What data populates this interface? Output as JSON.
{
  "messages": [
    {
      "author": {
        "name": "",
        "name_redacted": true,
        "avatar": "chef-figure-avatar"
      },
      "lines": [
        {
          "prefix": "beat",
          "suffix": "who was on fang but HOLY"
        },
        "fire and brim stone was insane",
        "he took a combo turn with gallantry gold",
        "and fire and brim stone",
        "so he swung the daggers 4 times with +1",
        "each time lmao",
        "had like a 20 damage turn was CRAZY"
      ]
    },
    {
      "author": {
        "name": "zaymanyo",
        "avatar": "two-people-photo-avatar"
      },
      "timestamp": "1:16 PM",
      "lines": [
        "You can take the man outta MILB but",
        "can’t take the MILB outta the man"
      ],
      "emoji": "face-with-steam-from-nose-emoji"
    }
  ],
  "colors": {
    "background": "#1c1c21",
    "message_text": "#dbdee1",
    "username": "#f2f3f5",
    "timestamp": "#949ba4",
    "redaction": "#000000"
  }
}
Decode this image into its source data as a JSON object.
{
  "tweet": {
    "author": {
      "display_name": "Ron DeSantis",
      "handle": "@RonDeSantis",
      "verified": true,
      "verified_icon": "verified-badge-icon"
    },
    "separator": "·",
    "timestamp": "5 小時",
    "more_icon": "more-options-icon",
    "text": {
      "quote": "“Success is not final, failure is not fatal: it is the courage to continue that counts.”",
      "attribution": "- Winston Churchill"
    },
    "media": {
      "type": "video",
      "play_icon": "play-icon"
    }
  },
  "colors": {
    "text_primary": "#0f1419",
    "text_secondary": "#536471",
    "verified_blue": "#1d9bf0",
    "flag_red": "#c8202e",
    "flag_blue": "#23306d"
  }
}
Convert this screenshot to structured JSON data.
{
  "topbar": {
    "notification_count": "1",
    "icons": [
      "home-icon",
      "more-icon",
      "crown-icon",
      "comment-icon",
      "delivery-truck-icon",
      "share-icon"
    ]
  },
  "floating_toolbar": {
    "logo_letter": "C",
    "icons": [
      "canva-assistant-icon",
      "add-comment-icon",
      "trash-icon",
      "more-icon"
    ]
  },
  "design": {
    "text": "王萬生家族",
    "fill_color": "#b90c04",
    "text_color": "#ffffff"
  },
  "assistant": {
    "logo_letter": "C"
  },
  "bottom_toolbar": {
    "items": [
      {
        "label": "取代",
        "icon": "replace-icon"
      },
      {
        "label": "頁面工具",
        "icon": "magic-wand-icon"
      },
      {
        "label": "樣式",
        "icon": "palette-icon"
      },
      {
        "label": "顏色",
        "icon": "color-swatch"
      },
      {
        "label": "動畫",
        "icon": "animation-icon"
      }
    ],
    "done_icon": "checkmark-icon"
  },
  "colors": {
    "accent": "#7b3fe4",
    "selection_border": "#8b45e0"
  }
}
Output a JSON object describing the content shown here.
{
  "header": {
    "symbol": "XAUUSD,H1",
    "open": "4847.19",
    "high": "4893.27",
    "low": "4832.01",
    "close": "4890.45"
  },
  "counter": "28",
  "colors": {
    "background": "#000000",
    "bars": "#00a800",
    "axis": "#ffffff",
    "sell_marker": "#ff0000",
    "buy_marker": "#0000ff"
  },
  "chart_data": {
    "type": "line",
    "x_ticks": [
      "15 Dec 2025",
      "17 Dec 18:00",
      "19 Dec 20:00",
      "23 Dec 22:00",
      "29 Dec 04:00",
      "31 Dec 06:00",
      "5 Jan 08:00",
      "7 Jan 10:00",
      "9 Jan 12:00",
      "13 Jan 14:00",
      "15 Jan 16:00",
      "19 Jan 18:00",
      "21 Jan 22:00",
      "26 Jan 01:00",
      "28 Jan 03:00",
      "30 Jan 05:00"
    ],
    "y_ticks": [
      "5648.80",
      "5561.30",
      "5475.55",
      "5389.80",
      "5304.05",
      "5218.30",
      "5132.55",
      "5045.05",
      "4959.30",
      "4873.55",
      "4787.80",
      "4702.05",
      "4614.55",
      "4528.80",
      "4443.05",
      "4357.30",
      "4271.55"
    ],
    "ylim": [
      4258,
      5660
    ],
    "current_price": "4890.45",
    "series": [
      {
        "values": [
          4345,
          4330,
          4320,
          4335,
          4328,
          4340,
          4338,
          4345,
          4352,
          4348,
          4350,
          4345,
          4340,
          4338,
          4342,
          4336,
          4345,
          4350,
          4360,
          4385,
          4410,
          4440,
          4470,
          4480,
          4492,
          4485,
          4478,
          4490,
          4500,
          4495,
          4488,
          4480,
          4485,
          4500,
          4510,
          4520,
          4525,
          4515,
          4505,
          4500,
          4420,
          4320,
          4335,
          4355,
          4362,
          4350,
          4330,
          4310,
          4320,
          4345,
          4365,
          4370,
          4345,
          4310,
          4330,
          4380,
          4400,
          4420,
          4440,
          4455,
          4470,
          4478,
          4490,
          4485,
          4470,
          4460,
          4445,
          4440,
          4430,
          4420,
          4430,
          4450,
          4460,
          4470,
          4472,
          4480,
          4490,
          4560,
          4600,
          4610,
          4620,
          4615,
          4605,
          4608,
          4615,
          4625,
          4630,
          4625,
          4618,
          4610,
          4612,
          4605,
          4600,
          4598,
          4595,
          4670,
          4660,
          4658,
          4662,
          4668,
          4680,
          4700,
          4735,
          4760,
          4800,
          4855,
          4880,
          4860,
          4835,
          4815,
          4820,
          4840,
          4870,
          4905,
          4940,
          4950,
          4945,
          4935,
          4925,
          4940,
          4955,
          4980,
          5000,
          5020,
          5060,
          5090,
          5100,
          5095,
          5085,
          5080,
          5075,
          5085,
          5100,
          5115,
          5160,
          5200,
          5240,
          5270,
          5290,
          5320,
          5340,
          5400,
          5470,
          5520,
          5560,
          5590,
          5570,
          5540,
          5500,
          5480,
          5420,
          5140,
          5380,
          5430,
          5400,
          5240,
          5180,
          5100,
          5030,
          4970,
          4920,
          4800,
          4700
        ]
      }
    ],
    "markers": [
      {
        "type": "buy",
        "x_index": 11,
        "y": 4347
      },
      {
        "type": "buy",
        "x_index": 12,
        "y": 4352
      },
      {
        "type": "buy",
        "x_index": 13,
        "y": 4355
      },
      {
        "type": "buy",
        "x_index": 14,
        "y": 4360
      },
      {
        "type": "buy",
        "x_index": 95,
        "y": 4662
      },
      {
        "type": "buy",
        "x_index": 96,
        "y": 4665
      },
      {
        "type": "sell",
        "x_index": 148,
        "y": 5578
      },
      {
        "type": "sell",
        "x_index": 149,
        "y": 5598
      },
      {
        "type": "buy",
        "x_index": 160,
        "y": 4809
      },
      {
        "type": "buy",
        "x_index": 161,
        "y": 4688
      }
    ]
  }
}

◇ ◇ ◇ ◇ ◇ ◇ ◇

Short problem
Your task is to repeat each line of the material exactly.

Output
What data populates this interface? Output as JSON.
{
  "messages": [
    {
      "author": {
        "name": "",
        "name_redacted": true,
        "avatar": "chef-figure-avatar"
      },
      "lines": [
        {
          "prefix": "beat",
          "suffix": "who was on fang but HOLY"
        },
        "fire and brim stone was insane",
        "he took a combo turn with gallantry gold",
        "and fire and brim stone",
        "so he swung the daggers 4 times with +1",
        "each time lmao",
        "had like a 20 damage turn was CRAZY"
      ]
    },
    {
      "author": {
        "name": "zaymanyo",
        "avatar": "two-people-photo-avatar"
      },
      "timestamp": "1:16 PM",
      "lines": [
        "You can take the man outta MILB but",
        "can’t take the MILB outta the man"
      ],
      "emoji": "face-with-steam-from-nose-emoji"
    }
  ],
  "colors": {
    "background": "#1c1c21",
    "message_text": "#dbdee1",
    "username": "#f2f3f5",
    "timestamp": "#949ba4",
    "redaction": "#000000"
  }
}
Decode this image into its source data as a JSON object.
{
  "tweet": {
    "author": {
      "display_name": "Ron DeSantis",
      "handle": "@RonDeSantis",
      "verified": true,
      "verified_icon": "verified-badge-icon"
    },
    "separator": "·",
    "timestamp": "5 小時",
    "more_icon": "more-options-icon",
    "text": {
      "quote": "“Success is not final, failure is not fatal: it is the courage to continue that counts.”",
      "attribution": "- Winston Churchill"
    },
    "media": {
      "type": "video",
      "play_icon": "play-icon"
    }
  },
  "colors": {
    "text_primary": "#0f1419",
    "text_secondary": "#536471",
    "verified_blue": "#1d9bf0",
    "flag_red": "#c8202e",
    "flag_blue": "#23306d"
  }
}
Convert this screenshot to structured JSON data.
{
  "topbar": {
    "notification_count": "1",
    "icons": [
      "home-icon",
      "more-icon",
      "crown-icon",
      "comment-icon",
      "delivery-truck-icon",
      "share-icon"
    ]
  },
  "floating_toolbar": {
    "logo_letter": "C",
    "icons": [
      "canva-assistant-icon",
      "add-comment-icon",
      "trash-icon",
      "more-icon"
    ]
  },
  "design": {
    "text": "王萬生家族",
    "fill_color": "#b90c04",
    "text_color": "#ffffff"
  },
  "assistant": {
    "logo_letter": "C"
  },
  "bottom_toolbar": {
    "items": [
      {
        "label": "取代",
        "icon": "replace-icon"
      },
      {
        "label": "頁面工具",
        "icon": "magic-wand-icon"
      },
      {
        "label": "樣式",
        "icon": "palette-icon"
      },
      {
        "label": "顏色",
        "icon": "color-swatch"
      },
      {
        "label": "動畫",
        "icon": "animation-icon"
      }
    ],
    "done_icon": "checkmark-icon"
  },
  "colors": {
    "accent": "#7b3fe4",
    "selection_border": "#8b45e0"
  }
}
Output a JSON object describing the content shown here.
{
  "header": {
    "symbol": "XAUUSD,H1",
    "open": "4847.19",
    "high": "4893.27",
    "low": "4832.01",
    "close": "4890.45"
  },
  "counter": "28",
  "colors": {
    "background": "#000000",
    "bars": "#00a800",
    "axis": "#ffffff",
    "sell_marker": "#ff0000",
    "buy_marker": "#0000ff"
  },
  "chart_data": {
    "type": "line",
    "x_ticks": [
      "15 Dec 2025",
      "17 Dec 18:00",
      "19 Dec 20:00",
      "23 Dec 22:00",
      "29 Dec 04:00",
      "31 Dec 06:00",
      "5 Jan 08:00",
      "7 Jan 10:00",
      "9 Jan 12:00",
      "13 Jan 14:00",
      "15 Jan 16:00",
      "19 Jan 18:00",
      "21 Jan 22:00",
      "26 Jan 01:00",
      "28 Jan 03:00",
      "30 Jan 05:00"
    ],
    "y_ticks": [
      "5648.80",
      "5561.30",
      "5475.55",
      "5389.80",
      "5304.05",
      "5218.30",
      "5132.55",
      "5045.05",
      "4959.30",
      "4873.55",
      "4787.80",
      "4702.05",
      "4614.55",
      "4528.80",
      "4443.05",
      "4357.30",
      "4271.55"
    ],
    "ylim": [
      4258,
      5660
    ],
    "current_price": "4890.45",
    "series": [
      {
        "values": [
          4345,
          4330,
          4320,
          4335,
          4328,
          4340,
          4338,
          4345,
          4352,
          4348,
          4350,
          4345,
          4340,
          4338,
          4342,
          4336,
          4345,
          4350,
          4360,
          4385,
          4410,
          4440,
          4470,
          4480,
          4492,
          4485,
          4478,
          4490,
          4500,
          4495,
          4488,
          4480,
          4485,
          4500,
          4510,
          4520,
          4525,
          4515,
          4505,
          4500,
          4420,
          4320,
          4335,
          4355,
          4362,
          4350,
          4330,
          4310,
          4320,
          4345,
          4365,
          4370,
          4345,
          4310,
          4330,
          4380,
          4400,
          4420,
          4440,
          4455,
          4470,
          4478,
          4490,
          4485,
          4470,
          4460,
          4445,
          4440,
          4430,
          4420,
          4430,
          4450,
          4460,
          4470,
          4472,
          4480,
          4490,
          4560,
          4600,
          4610,
          4620,
          4615,
          4605,
          4608,
          4615,
          4625,
          4630,
          4625,
          4618,
          4610,
          4612,
          4605,
          4600,
          4598,
          4595,
          4670,
          4660,
          4658,
          4662,
          4668,
          4680,
          4700,
          4735,
          4760,
          4800,
          4855,
          4880,
          4860,
          4835,
          4815,
          4820,
          4840,
          4870,
          4905,
          4940,
          4950,
          4945,
          4935,
          4925,
          4940,
          4955,
          4980,
          5000,
          5020,
          5060,
          5090,
          5100,
          5095,
          5085,
          5080,
          5075,
          5085,
          5100,
          5115,
          5160,
          5200,
          5240,
          5270,
          5290,
          5320,
          5340,
          5400,
          5470,
          5520,
          5560,
          5590,
          5570,
          5540,
          5500,
          5480,
          5420,
          5140,
          5380,
          5430,
          5400,
          5240,
          5180,
          5100,
          5030,
          4970,
          4920,
          4800,
          4700
        ]
      }
    ],
    "markers": [
      {
        "type": "buy",
        "x_index": 11,
        "y": 4347
      },
      {
        "type": "buy",
        "x_index": 12,
        "y": 4352
      },
      {
        "type": "buy",
        "x_index": 13,
        "y": 4355
      },
      {
        "type": "buy",
        "x_index": 14,
        "y": 4360
      },
      {
        "type": "buy",
        "x_index": 95,
        "y": 4662
      },
      {
        "type": "buy",
        "x_index": 96,
        "y": 4665
      },
      {
        "type": "sell",
        "x_index": 148,
        "y": 5578
      },
      {
        "type": "sell",
        "x_index": 149,
        "y": 5598
      },
      {
        "type": "buy",
        "x_index": 160,
        "y": 4809
      },
      {
        "type": "buy",
        "x_index": 161,
        "y": 4688
      }
    ]
  }
}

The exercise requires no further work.